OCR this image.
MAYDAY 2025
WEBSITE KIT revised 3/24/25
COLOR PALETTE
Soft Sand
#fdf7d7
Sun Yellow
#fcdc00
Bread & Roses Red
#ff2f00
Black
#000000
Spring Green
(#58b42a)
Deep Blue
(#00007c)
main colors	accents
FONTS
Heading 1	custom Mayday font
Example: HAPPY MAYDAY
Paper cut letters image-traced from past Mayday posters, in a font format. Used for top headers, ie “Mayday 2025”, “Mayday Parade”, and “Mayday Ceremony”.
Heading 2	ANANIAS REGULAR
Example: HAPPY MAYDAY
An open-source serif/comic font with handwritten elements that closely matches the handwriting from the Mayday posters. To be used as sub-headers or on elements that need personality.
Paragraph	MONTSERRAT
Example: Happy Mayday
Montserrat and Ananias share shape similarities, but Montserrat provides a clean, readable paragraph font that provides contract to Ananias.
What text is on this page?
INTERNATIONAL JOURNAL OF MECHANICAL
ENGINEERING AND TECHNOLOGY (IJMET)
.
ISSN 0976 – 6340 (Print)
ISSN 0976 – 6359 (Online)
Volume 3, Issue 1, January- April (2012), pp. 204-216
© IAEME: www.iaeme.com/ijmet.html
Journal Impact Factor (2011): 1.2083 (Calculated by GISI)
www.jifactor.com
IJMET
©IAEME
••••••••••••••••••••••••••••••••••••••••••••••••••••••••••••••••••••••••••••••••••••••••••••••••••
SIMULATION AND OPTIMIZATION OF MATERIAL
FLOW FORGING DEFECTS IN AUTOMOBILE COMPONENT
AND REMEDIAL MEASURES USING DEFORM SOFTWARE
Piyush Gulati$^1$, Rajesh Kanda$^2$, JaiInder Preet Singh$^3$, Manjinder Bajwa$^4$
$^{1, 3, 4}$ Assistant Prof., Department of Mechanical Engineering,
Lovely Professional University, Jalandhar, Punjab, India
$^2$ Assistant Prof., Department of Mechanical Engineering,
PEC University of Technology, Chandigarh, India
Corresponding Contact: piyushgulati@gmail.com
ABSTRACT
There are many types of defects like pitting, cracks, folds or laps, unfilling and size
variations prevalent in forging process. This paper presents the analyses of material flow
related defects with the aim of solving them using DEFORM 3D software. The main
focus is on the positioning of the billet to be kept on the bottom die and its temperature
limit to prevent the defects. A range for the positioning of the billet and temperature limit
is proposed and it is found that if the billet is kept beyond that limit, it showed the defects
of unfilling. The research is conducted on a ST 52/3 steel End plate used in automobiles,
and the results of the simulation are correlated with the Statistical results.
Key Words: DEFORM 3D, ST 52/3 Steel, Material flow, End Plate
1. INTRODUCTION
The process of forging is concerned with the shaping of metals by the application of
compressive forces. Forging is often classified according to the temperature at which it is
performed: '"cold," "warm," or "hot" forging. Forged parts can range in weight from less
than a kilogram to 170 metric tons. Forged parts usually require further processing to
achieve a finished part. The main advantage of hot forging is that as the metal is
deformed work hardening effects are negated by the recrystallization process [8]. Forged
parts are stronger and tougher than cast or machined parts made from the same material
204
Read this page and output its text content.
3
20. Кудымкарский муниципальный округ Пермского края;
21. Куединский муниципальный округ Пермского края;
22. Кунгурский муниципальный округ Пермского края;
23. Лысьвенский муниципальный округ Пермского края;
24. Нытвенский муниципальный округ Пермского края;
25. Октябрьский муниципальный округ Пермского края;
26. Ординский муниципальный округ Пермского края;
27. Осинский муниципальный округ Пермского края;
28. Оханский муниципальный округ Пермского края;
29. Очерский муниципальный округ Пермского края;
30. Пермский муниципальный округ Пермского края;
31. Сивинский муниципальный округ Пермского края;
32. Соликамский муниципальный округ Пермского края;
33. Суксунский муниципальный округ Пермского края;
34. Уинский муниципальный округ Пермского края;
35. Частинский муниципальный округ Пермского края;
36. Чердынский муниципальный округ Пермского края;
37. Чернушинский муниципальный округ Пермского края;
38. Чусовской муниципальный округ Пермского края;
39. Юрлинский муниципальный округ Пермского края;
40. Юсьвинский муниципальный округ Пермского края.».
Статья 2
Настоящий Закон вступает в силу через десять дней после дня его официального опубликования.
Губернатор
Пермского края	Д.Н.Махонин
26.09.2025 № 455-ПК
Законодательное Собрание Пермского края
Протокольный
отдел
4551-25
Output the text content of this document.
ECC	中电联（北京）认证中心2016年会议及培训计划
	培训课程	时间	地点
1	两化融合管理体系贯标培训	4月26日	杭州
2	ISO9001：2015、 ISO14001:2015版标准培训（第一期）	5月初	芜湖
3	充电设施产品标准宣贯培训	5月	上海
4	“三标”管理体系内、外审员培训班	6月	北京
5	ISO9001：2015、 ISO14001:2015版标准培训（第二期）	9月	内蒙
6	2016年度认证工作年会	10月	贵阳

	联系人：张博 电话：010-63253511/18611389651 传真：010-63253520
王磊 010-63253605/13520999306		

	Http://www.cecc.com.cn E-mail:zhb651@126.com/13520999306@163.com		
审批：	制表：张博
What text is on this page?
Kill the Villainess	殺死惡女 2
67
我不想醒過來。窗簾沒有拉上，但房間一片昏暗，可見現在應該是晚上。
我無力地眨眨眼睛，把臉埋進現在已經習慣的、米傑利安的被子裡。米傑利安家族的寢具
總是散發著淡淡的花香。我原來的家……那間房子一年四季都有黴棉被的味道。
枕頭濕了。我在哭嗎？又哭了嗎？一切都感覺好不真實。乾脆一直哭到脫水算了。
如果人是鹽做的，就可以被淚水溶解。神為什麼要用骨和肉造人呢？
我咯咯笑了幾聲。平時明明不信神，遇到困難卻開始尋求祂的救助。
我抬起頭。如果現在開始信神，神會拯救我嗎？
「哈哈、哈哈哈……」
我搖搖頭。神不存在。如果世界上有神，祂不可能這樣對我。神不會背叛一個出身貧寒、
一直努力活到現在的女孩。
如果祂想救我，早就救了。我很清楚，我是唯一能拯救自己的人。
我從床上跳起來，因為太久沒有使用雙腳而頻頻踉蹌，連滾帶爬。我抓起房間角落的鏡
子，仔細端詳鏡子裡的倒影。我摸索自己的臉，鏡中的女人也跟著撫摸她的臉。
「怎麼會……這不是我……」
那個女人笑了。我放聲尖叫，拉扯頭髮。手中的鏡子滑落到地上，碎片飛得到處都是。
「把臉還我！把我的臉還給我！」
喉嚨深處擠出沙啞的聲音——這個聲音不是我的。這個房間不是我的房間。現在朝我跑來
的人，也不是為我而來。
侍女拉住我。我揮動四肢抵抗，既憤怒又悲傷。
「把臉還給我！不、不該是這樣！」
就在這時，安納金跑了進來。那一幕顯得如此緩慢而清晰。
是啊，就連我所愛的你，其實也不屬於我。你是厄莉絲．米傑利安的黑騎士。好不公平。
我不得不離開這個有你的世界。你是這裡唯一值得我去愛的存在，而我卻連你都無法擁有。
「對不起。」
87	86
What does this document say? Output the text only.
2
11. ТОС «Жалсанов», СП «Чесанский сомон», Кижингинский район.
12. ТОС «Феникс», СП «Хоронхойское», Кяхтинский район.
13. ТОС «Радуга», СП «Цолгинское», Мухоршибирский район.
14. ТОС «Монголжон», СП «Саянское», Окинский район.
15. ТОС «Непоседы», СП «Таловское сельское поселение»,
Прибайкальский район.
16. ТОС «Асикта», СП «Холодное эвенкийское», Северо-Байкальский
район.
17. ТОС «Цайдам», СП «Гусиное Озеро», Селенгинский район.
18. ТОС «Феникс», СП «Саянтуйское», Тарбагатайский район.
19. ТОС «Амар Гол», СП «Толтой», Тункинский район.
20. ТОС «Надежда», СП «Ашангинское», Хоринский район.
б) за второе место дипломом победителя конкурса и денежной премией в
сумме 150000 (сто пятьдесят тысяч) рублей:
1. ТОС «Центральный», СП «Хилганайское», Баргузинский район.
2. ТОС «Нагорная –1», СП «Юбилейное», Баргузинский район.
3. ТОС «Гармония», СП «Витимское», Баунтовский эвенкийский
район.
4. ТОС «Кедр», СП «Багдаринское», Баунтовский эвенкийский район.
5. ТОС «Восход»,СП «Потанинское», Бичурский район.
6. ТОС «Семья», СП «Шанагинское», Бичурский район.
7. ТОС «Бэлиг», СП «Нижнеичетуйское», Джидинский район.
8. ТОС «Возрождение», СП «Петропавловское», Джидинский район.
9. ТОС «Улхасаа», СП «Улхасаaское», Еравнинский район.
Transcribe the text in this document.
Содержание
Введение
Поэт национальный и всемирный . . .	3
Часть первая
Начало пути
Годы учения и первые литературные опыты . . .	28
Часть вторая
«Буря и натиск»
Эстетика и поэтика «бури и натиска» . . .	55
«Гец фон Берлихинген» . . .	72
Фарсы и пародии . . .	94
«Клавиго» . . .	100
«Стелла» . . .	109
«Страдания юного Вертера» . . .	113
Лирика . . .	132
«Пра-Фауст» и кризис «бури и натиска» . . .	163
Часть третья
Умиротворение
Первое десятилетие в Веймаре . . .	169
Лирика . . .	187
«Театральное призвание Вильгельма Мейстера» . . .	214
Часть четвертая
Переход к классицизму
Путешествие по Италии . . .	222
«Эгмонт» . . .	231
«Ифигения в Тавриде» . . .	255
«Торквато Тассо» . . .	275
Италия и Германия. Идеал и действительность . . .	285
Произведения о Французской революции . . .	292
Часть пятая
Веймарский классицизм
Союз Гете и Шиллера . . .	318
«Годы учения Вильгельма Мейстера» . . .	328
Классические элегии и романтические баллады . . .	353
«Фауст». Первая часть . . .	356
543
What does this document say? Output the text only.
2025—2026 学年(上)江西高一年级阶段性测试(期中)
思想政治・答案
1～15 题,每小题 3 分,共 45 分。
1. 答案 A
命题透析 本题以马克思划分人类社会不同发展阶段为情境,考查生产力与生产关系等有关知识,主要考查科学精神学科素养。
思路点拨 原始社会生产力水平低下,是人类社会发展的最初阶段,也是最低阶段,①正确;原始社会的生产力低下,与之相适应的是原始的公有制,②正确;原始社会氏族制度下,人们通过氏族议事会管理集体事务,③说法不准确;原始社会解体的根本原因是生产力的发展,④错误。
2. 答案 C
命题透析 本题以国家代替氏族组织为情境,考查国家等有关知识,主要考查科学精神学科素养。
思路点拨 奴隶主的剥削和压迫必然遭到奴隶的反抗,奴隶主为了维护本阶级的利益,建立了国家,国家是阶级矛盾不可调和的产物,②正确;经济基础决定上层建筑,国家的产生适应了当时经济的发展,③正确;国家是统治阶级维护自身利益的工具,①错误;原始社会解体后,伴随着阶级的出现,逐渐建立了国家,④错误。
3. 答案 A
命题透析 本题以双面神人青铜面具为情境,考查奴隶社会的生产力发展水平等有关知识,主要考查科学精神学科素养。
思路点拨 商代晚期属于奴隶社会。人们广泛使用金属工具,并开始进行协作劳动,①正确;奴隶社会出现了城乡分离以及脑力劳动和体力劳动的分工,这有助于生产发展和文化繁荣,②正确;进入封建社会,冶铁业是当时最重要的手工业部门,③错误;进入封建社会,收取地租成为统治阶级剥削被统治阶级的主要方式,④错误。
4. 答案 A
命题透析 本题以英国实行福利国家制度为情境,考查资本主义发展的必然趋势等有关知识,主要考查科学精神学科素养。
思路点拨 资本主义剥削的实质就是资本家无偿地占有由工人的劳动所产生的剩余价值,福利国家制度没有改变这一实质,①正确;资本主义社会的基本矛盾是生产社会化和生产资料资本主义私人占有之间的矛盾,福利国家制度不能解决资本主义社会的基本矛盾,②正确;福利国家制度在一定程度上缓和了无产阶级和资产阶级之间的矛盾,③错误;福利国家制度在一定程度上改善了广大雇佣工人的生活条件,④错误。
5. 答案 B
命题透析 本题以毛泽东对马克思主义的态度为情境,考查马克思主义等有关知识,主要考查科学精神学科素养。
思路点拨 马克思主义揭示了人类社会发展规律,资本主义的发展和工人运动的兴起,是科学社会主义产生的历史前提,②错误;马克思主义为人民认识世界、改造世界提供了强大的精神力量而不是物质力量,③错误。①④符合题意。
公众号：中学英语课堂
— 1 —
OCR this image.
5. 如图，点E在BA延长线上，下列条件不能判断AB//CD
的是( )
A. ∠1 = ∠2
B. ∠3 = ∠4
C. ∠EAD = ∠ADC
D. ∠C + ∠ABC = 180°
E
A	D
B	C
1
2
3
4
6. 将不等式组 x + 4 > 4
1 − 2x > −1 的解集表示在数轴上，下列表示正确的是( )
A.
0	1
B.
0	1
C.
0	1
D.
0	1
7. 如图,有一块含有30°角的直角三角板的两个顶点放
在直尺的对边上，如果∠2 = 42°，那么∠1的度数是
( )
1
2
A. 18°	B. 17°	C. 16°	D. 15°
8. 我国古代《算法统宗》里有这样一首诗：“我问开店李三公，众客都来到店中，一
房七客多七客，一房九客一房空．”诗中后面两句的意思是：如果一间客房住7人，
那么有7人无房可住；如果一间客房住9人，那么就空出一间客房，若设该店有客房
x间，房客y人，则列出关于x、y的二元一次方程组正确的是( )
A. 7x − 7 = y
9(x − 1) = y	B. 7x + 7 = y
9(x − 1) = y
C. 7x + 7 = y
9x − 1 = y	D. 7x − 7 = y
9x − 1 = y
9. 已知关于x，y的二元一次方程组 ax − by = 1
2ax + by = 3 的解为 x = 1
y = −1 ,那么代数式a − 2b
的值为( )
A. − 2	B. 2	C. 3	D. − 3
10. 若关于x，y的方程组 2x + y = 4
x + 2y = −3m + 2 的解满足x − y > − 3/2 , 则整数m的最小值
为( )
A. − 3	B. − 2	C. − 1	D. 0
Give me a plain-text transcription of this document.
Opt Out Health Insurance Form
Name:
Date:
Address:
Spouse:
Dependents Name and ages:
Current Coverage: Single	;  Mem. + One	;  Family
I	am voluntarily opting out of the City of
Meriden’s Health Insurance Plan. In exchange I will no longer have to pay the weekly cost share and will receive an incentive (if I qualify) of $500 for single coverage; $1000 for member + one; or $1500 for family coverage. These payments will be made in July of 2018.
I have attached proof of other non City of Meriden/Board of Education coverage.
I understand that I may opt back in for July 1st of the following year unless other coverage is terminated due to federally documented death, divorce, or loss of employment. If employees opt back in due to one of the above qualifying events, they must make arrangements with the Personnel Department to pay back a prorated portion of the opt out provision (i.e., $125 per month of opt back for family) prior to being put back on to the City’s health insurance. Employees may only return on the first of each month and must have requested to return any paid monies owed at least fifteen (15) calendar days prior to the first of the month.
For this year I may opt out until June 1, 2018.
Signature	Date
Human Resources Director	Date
━━━━━━━━━━━━━━━━━━━━
» **Exercise objective**
State the number of lines in the records that include "Мейстера", and write nothing else.

» **Answer for this exercise**
2